THE TASK -> Find out how many lines of the material contain the string "icon" and give only that figure.

[Data records]
%%
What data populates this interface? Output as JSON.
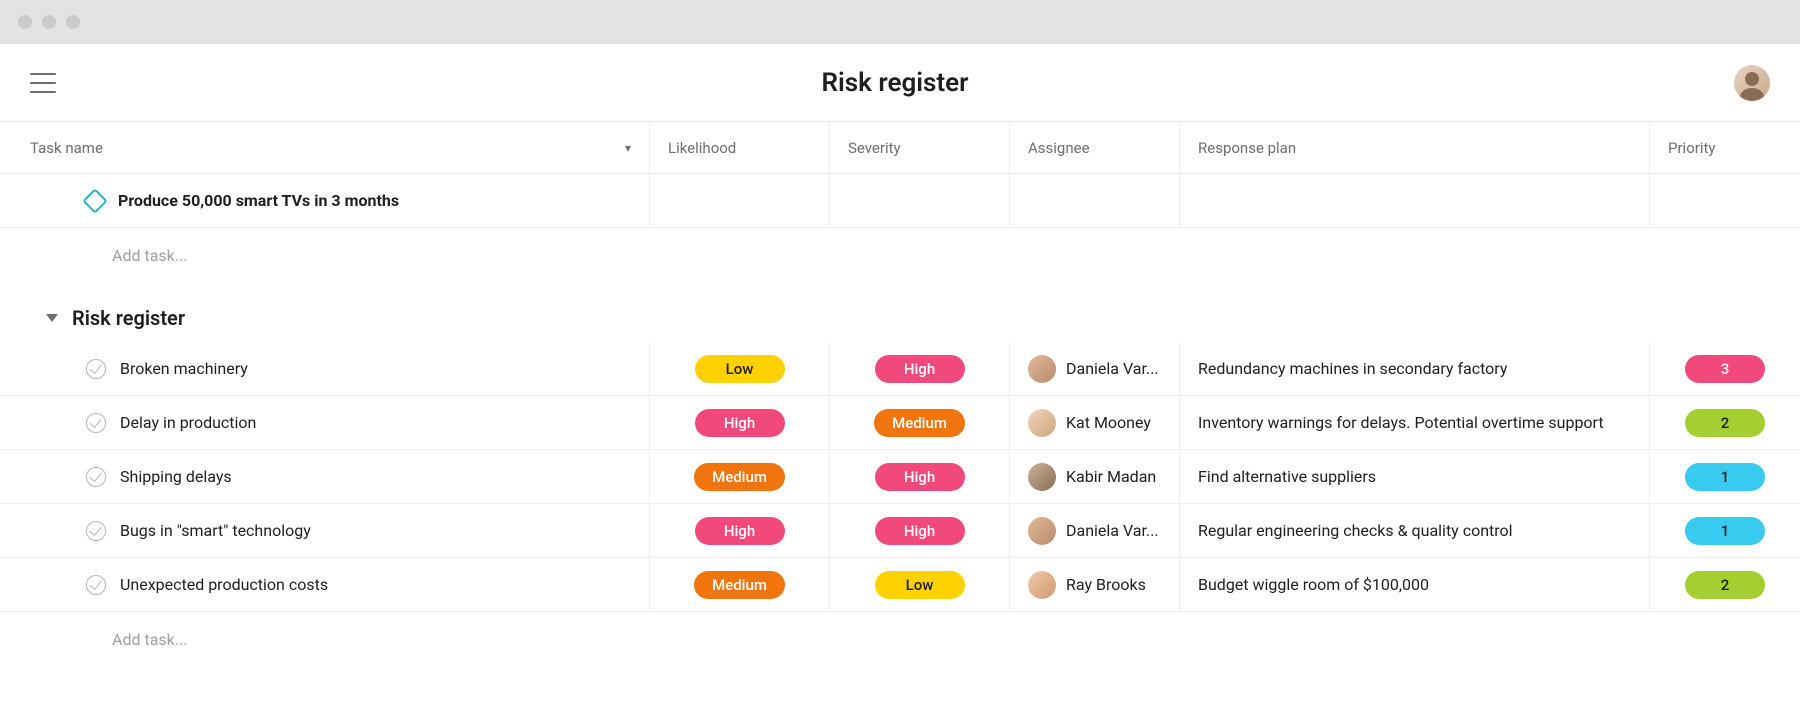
{
  "header": {
    "title": "Risk register"
  },
  "columns": {
    "task_name": "Task name",
    "likelihood": "Likelihood",
    "severity": "Severity",
    "assignee": "Assignee",
    "response_plan": "Response plan",
    "priority": "Priority"
  },
  "milestone": {
    "title": "Produce 50,000 smart TVs in 3 months"
  },
  "add_task_label": "Add task...",
  "section": {
    "title": "Risk register"
  },
  "pill_colors": {
    "Low": "pill-yellow",
    "Medium": "pill-orange",
    "High": "pill-pink",
    "1": "pill-cyan",
    "2": "pill-green",
    "3": "pill-pink"
  },
  "tasks": [
    {
      "title": "Broken machinery",
      "likelihood": "Low",
      "severity": "High",
      "assignee": "Daniela Var...",
      "avatar_class": "b1",
      "response_plan": "Redundancy machines in secondary factory",
      "priority": "3"
    },
    {
      "title": "Delay in production",
      "likelihood": "High",
      "severity": "Medium",
      "assignee": "Kat Mooney",
      "avatar_class": "b2",
      "response_plan": "Inventory warnings for delays. Potential overtime support",
      "priority": "2"
    },
    {
      "title": "Shipping delays",
      "likelihood": "Medium",
      "severity": "High",
      "assignee": "Kabir Madan",
      "avatar_class": "b3",
      "response_plan": "Find alternative suppliers",
      "priority": "1"
    },
    {
      "title": "Bugs in \"smart\" technology",
      "likelihood": "High",
      "severity": "High",
      "assignee": "Daniela Var...",
      "avatar_class": "b1",
      "response_plan": "Regular engineering checks & quality control",
      "priority": "1"
    },
    {
      "title": "Unexpected production costs",
      "likelihood": "Medium",
      "severity": "Low",
      "assignee": "Ray Brooks",
      "avatar_class": "b4",
      "response_plan": "Budget wiggle room of $100,000",
      "priority": "2"
    }
  ]
}
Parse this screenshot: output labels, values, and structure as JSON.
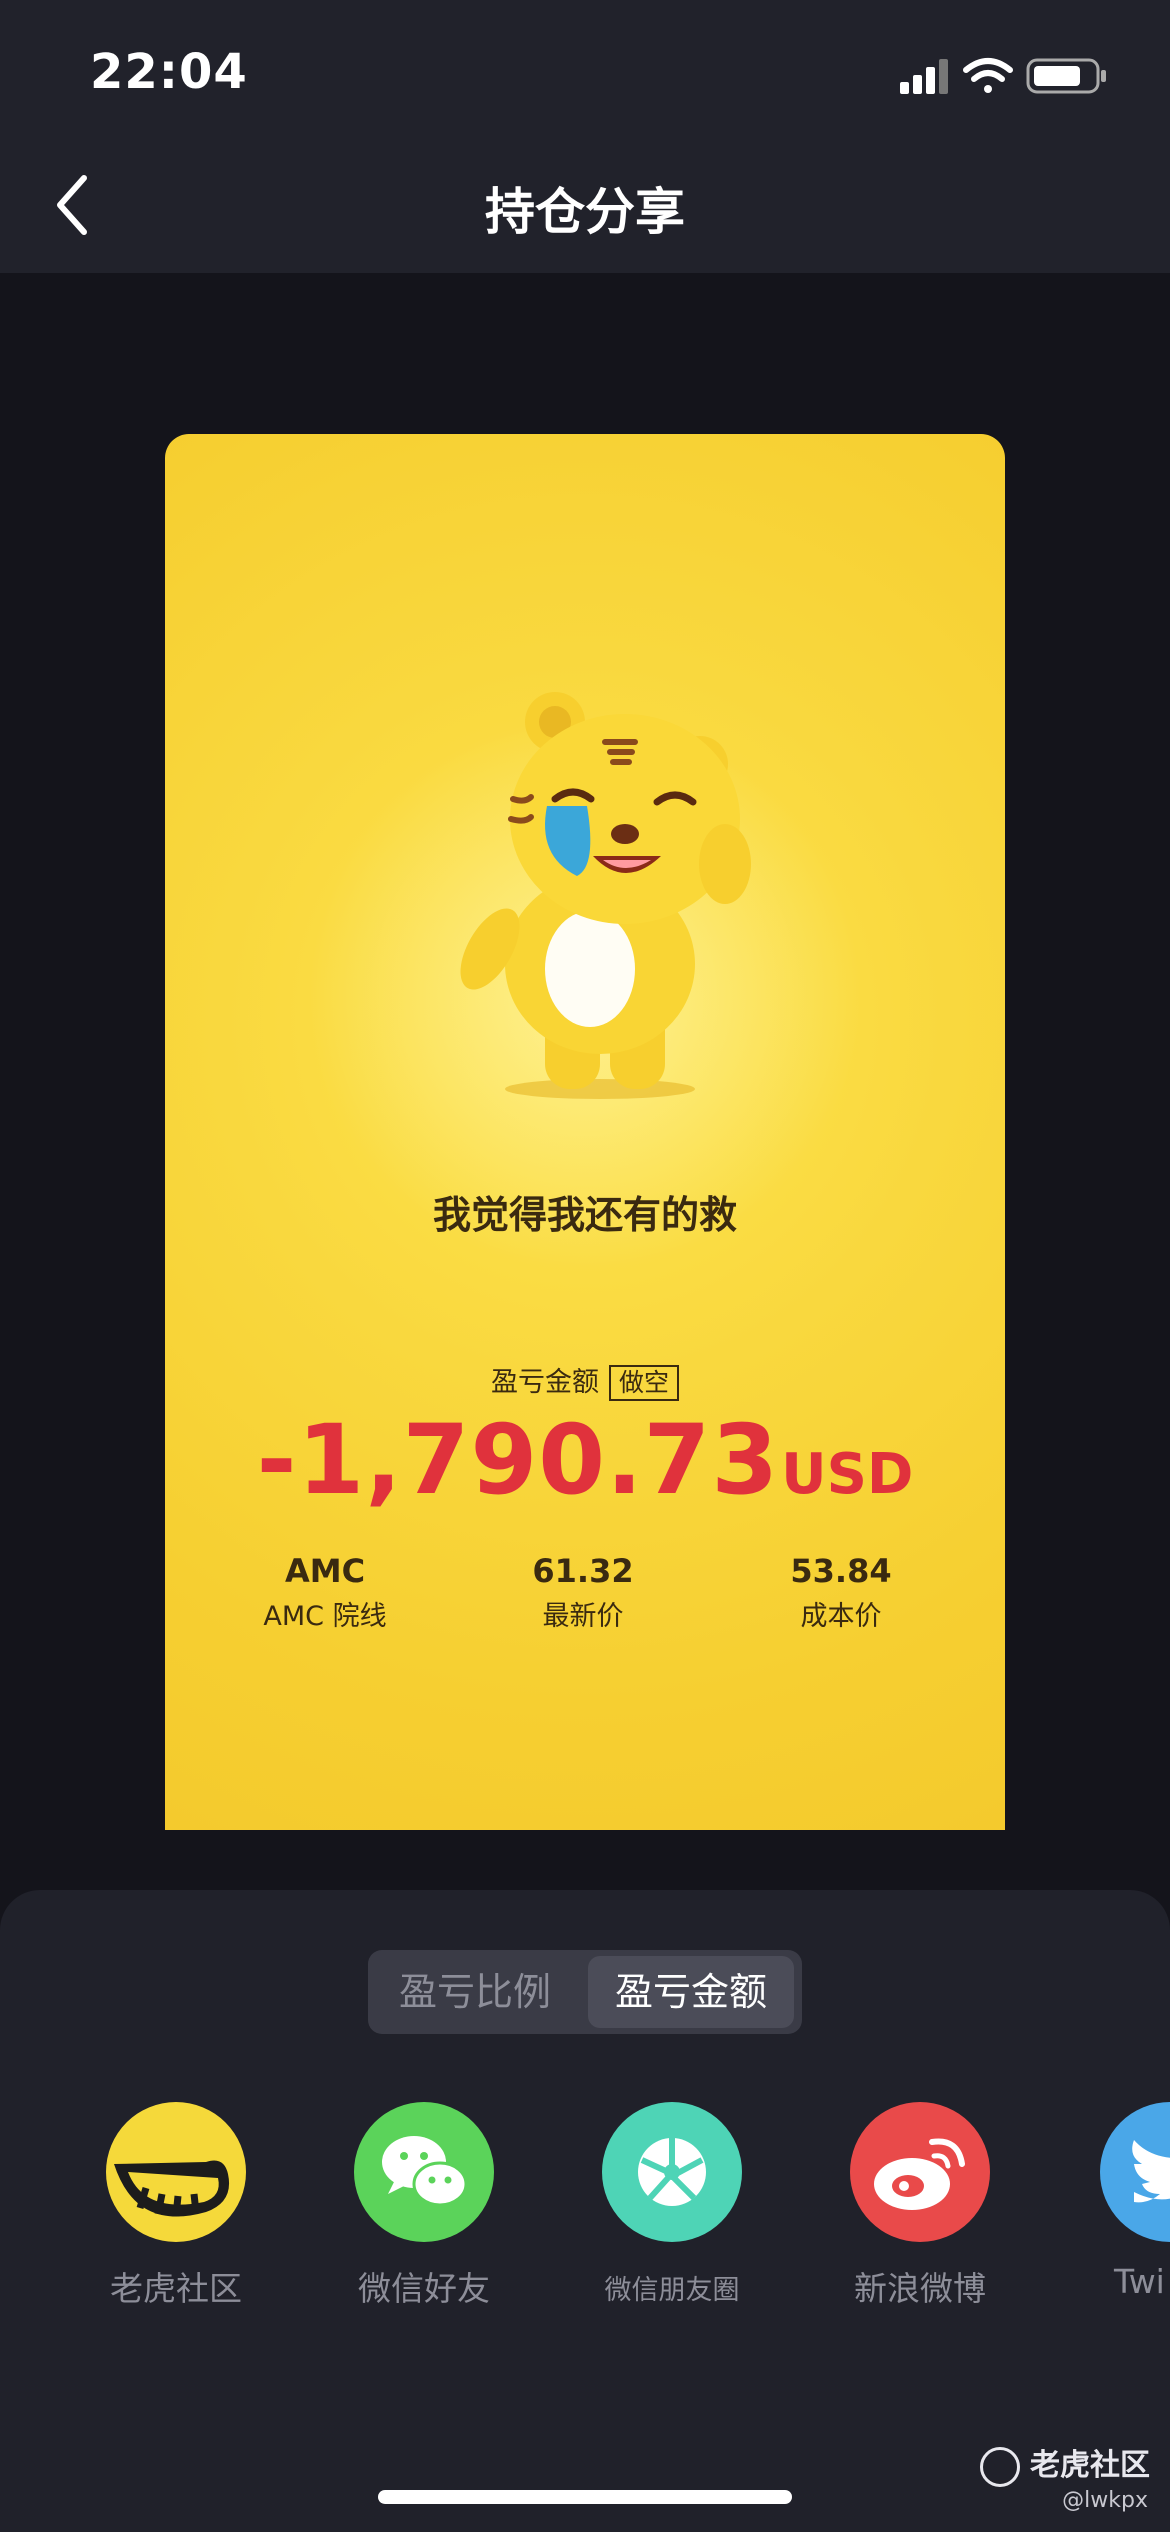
{
  "status_bar": {
    "time": "22:04"
  },
  "nav": {
    "title": "持仓分享"
  },
  "card": {
    "quote": "我觉得我还有的救",
    "pl_label": "盈亏金额",
    "pl_tag": "做空",
    "pl_amount": "-1,790.73",
    "pl_unit": "USD",
    "stats": [
      {
        "value": "AMC",
        "label": "AMC 院线"
      },
      {
        "value": "61.32",
        "label": "最新价"
      },
      {
        "value": "53.84",
        "label": "成本价"
      }
    ]
  },
  "segmented": {
    "options": [
      "盈亏比例",
      "盈亏金额"
    ],
    "selected": "盈亏金额"
  },
  "share_targets": [
    {
      "label": "老虎社区",
      "icon": "tiger-icon",
      "color": "#f5d93a"
    },
    {
      "label": "微信好友",
      "icon": "wechat-icon",
      "color": "#5bd35a"
    },
    {
      "label": "微信朋友圈",
      "icon": "moments-icon",
      "color": "#4ed4b6"
    },
    {
      "label": "新浪微博",
      "icon": "weibo-icon",
      "color": "#e94a4a"
    },
    {
      "label": "Twi",
      "icon": "twitter-icon",
      "color": "#4aa7e8"
    }
  ],
  "watermark": {
    "text": "老虎社区",
    "handle": "@lwkpx"
  },
  "colors": {
    "card_yellow": "#f8d63c",
    "loss_red": "#e0323c",
    "sheet_bg": "#20212a"
  }
}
%%
RESULT FOR THIS EXERCISE -> 5